**Task to carry out**. Write out each line of the listing as it stands, without the images.

**Record set**.
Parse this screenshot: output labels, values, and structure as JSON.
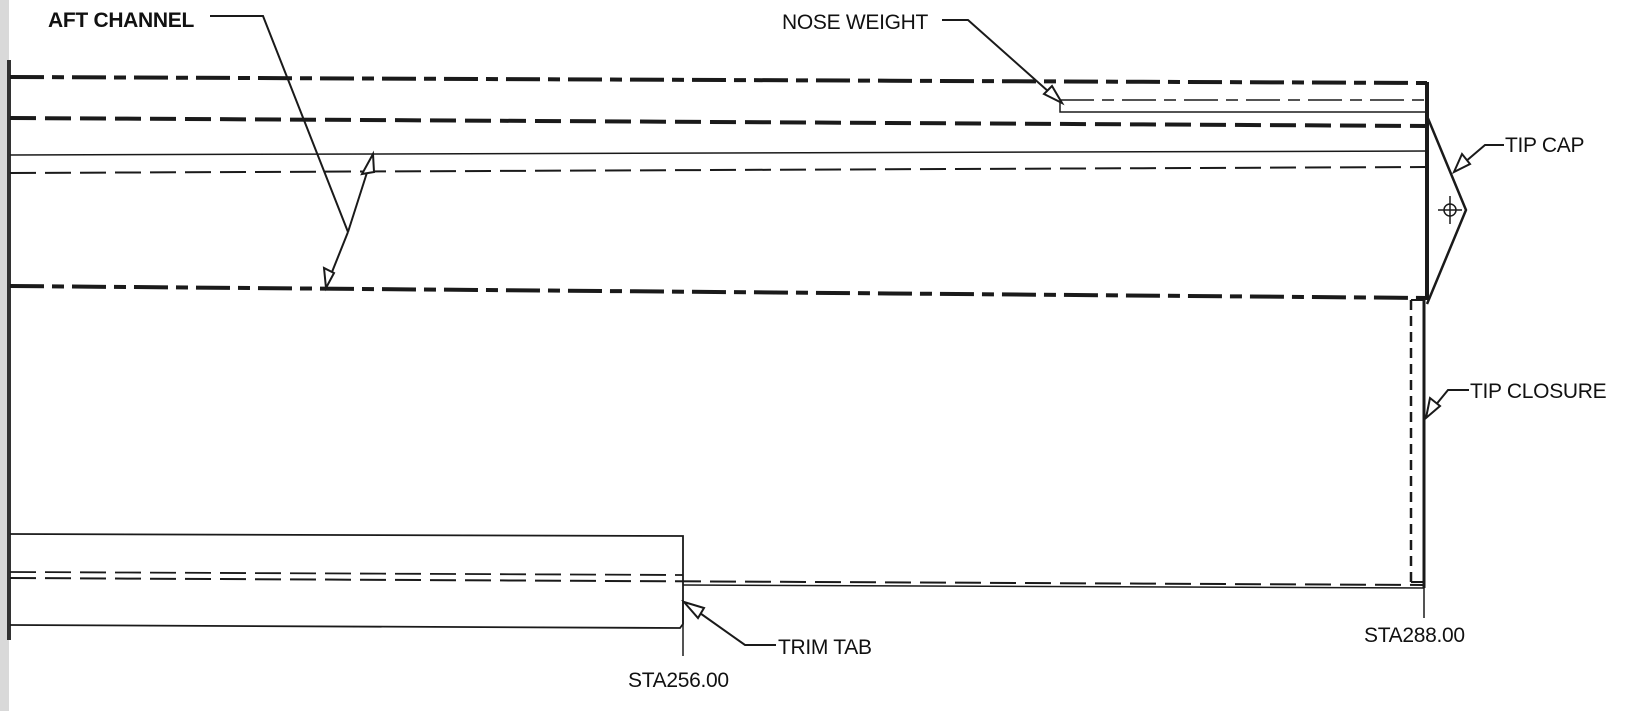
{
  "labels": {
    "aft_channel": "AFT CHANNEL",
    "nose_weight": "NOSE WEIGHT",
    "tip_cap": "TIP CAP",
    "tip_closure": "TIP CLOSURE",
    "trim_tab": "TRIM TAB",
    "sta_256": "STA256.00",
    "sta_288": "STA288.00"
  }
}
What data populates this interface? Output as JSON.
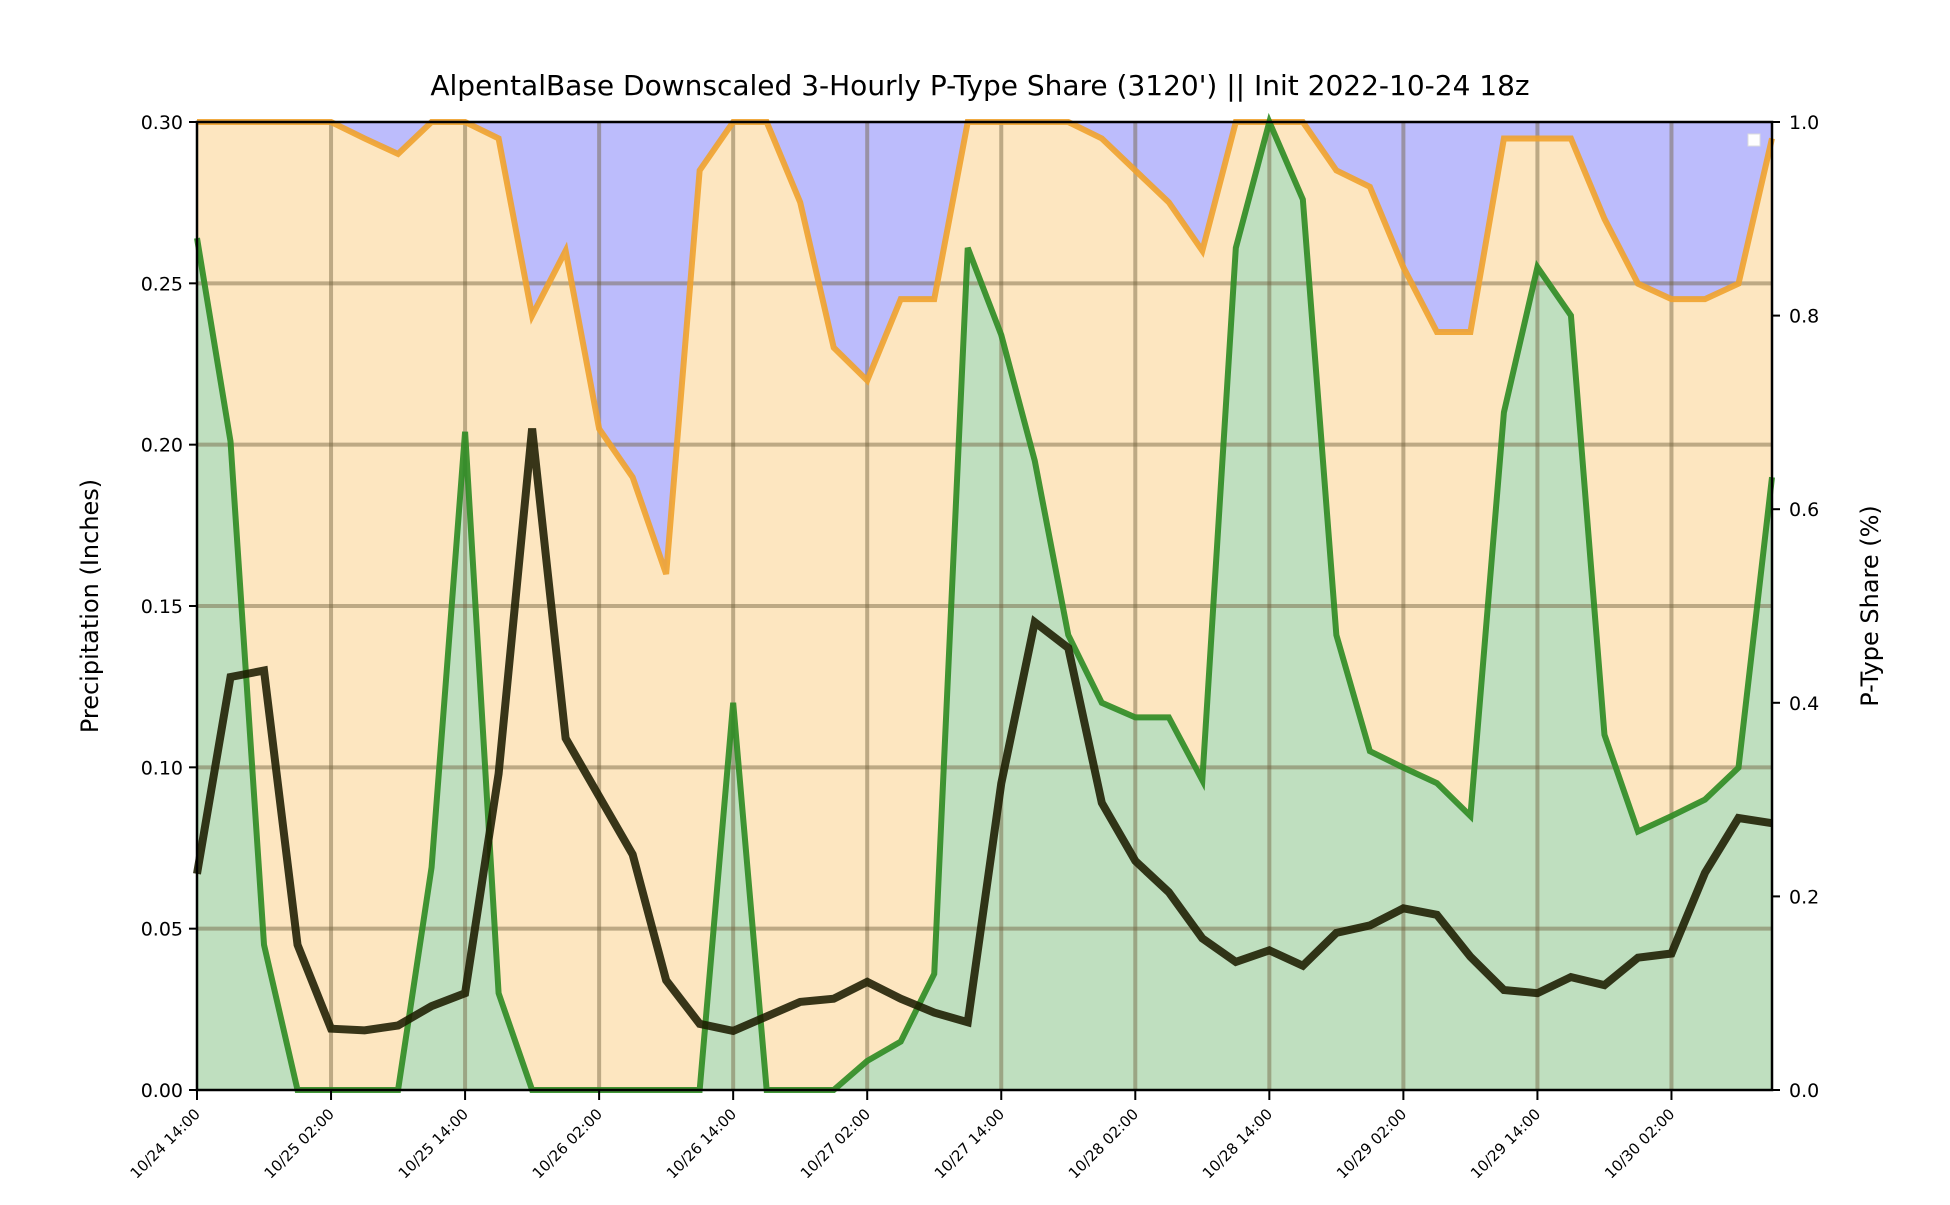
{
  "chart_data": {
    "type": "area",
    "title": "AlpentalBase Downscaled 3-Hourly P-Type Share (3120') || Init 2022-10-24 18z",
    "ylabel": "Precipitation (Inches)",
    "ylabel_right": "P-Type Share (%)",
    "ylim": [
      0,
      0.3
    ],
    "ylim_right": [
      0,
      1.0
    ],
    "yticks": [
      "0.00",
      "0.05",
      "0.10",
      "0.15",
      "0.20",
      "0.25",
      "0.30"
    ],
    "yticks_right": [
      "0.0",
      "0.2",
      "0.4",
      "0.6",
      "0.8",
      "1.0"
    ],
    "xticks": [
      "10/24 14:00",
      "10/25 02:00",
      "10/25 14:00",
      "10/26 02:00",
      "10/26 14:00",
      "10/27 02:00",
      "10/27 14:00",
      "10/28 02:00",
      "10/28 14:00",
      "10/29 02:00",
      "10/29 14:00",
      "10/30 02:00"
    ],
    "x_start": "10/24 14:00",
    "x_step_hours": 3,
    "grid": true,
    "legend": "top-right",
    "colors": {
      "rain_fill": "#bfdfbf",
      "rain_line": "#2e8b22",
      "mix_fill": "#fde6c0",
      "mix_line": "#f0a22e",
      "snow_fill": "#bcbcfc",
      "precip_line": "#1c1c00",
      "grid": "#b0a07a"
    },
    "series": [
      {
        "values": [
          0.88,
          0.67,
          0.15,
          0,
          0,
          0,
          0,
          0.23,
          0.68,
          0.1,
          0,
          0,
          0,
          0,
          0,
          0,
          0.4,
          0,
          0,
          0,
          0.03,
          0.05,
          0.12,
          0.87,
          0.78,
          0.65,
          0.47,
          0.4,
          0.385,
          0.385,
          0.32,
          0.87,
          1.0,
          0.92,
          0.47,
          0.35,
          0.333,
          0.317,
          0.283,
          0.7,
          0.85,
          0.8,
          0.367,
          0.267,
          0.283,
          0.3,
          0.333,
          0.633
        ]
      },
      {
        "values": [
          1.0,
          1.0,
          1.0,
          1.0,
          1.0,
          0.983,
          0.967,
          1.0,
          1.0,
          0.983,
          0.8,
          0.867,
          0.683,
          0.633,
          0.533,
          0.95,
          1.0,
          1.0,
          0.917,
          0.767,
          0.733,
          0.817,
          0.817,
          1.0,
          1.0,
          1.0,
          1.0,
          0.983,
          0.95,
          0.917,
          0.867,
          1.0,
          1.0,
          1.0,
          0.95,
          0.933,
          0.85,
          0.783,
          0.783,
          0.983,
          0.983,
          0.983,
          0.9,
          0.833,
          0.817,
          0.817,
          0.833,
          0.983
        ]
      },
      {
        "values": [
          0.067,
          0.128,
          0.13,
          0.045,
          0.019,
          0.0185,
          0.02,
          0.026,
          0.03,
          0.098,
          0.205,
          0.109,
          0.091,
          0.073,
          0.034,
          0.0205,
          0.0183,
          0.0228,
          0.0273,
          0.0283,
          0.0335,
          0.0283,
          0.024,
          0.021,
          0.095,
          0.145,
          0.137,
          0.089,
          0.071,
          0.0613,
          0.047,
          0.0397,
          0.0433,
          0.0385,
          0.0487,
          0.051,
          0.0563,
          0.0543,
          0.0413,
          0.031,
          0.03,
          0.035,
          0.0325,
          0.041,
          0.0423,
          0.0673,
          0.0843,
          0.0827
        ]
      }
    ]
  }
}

**Exercise result**.
Parse this screenshot: output labels, values, and structure as JSON.
{
  "labels": {
    "aft_channel": "AFT CHANNEL",
    "nose_weight": "NOSE WEIGHT",
    "tip_cap": "TIP CAP",
    "tip_closure": "TIP CLOSURE",
    "trim_tab": "TRIM TAB",
    "sta_256": "STA256.00",
    "sta_288": "STA288.00"
  }
}
What data populates this interface? Output as JSON.
{
  "chart_data": {
    "type": "area",
    "title": "AlpentalBase Downscaled 3-Hourly P-Type Share (3120') || Init 2022-10-24 18z",
    "ylabel": "Precipitation (Inches)",
    "ylabel_right": "P-Type Share (%)",
    "ylim": [
      0,
      0.3
    ],
    "ylim_right": [
      0,
      1.0
    ],
    "yticks": [
      "0.00",
      "0.05",
      "0.10",
      "0.15",
      "0.20",
      "0.25",
      "0.30"
    ],
    "yticks_right": [
      "0.0",
      "0.2",
      "0.4",
      "0.6",
      "0.8",
      "1.0"
    ],
    "xticks": [
      "10/24 14:00",
      "10/25 02:00",
      "10/25 14:00",
      "10/26 02:00",
      "10/26 14:00",
      "10/27 02:00",
      "10/27 14:00",
      "10/28 02:00",
      "10/28 14:00",
      "10/29 02:00",
      "10/29 14:00",
      "10/30 02:00"
    ],
    "x_start": "10/24 14:00",
    "x_step_hours": 3,
    "grid": true,
    "legend": "top-right",
    "colors": {
      "rain_fill": "#bfdfbf",
      "rain_line": "#2e8b22",
      "mix_fill": "#fde6c0",
      "mix_line": "#f0a22e",
      "snow_fill": "#bcbcfc",
      "precip_line": "#1c1c00",
      "grid": "#b0a07a"
    },
    "series": [
      {
        "values": [
          0.88,
          0.67,
          0.15,
          0,
          0,
          0,
          0,
          0.23,
          0.68,
          0.1,
          0,
          0,
          0,
          0,
          0,
          0,
          0.4,
          0,
          0,
          0,
          0.03,
          0.05,
          0.12,
          0.87,
          0.78,
          0.65,
          0.47,
          0.4,
          0.385,
          0.385,
          0.32,
          0.87,
          1.0,
          0.92,
          0.47,
          0.35,
          0.333,
          0.317,
          0.283,
          0.7,
          0.85,
          0.8,
          0.367,
          0.267,
          0.283,
          0.3,
          0.333,
          0.633
        ]
      },
      {
        "values": [
          1.0,
          1.0,
          1.0,
          1.0,
          1.0,
          0.983,
          0.967,
          1.0,
          1.0,
          0.983,
          0.8,
          0.867,
          0.683,
          0.633,
          0.533,
          0.95,
          1.0,
          1.0,
          0.917,
          0.767,
          0.733,
          0.817,
          0.817,
          1.0,
          1.0,
          1.0,
          1.0,
          0.983,
          0.95,
          0.917,
          0.867,
          1.0,
          1.0,
          1.0,
          0.95,
          0.933,
          0.85,
          0.783,
          0.783,
          0.983,
          0.983,
          0.983,
          0.9,
          0.833,
          0.817,
          0.817,
          0.833,
          0.983
        ]
      },
      {
        "values": [
          0.067,
          0.128,
          0.13,
          0.045,
          0.019,
          0.0185,
          0.02,
          0.026,
          0.03,
          0.098,
          0.205,
          0.109,
          0.091,
          0.073,
          0.034,
          0.0205,
          0.0183,
          0.0228,
          0.0273,
          0.0283,
          0.0335,
          0.0283,
          0.024,
          0.021,
          0.095,
          0.145,
          0.137,
          0.089,
          0.071,
          0.0613,
          0.047,
          0.0397,
          0.0433,
          0.0385,
          0.0487,
          0.051,
          0.0563,
          0.0543,
          0.0413,
          0.031,
          0.03,
          0.035,
          0.0325,
          0.041,
          0.0423,
          0.0673,
          0.0843,
          0.0827
        ]
      }
    ]
  }
}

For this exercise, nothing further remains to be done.